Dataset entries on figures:

━━━━━━━━━━━━━━━━

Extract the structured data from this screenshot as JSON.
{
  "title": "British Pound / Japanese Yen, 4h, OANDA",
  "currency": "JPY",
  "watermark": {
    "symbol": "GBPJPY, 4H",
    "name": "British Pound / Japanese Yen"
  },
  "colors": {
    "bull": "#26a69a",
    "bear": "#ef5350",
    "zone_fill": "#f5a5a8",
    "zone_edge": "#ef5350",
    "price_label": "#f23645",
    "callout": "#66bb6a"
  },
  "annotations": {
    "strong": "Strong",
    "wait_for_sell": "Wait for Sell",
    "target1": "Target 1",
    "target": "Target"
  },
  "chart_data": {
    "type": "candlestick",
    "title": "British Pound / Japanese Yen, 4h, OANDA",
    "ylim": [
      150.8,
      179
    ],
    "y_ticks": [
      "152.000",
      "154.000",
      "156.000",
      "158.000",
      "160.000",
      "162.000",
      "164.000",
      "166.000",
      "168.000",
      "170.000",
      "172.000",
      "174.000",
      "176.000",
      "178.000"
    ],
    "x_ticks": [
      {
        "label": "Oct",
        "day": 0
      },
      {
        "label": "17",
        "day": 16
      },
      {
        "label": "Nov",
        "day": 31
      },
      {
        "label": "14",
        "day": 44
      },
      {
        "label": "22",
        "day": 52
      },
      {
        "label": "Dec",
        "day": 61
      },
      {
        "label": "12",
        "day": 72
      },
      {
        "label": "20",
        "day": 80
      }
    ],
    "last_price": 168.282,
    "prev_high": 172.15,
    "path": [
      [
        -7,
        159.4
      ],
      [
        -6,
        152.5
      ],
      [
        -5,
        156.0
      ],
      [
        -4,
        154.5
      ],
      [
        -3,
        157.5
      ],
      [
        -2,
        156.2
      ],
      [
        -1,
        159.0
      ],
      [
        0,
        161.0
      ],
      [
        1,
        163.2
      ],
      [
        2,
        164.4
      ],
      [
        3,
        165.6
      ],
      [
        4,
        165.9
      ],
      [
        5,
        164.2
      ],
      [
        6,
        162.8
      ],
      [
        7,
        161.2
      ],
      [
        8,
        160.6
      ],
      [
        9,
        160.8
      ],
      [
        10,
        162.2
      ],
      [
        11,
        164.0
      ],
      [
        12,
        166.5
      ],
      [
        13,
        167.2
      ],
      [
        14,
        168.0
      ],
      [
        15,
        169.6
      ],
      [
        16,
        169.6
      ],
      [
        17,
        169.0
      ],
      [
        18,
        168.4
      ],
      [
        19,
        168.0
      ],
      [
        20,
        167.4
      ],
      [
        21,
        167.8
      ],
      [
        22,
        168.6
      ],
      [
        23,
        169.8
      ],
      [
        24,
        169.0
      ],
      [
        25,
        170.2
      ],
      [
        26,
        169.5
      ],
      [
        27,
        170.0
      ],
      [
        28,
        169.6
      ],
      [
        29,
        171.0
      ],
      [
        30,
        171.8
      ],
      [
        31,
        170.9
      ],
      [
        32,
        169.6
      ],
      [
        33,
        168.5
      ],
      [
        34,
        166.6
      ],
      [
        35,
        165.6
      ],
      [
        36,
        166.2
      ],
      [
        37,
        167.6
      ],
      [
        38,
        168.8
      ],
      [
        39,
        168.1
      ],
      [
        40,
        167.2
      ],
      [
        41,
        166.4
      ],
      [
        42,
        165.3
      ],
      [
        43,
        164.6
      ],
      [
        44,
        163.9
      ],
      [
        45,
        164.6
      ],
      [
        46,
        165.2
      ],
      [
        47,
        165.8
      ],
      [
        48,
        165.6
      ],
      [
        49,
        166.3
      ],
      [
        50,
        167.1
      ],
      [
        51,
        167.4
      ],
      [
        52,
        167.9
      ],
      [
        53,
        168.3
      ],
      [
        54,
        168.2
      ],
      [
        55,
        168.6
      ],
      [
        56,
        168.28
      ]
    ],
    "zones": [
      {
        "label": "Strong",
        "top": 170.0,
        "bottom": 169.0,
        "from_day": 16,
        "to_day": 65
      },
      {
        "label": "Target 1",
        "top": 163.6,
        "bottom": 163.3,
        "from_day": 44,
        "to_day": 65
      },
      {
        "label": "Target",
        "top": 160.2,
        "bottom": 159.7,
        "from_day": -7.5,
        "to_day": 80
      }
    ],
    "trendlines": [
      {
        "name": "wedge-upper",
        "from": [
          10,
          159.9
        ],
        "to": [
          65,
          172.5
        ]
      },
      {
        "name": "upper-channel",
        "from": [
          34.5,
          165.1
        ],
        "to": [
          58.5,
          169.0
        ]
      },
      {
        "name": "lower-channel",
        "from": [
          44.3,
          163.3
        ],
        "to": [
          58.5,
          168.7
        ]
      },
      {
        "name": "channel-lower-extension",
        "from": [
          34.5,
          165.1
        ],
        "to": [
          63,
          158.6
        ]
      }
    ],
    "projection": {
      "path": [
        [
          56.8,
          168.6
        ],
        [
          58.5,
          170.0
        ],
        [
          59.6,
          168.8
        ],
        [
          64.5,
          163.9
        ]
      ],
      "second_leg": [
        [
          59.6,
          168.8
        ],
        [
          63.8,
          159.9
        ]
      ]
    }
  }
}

━━━━━━━━━━━━━━━━

→ Exercise instructions
Look through the records and gather each line with the word "OANDA".

→ Complete response
  "title": "British Pound / Japanese Yen, 4h, OANDA",
    "title": "British Pound / Japanese Yen, 4h, OANDA",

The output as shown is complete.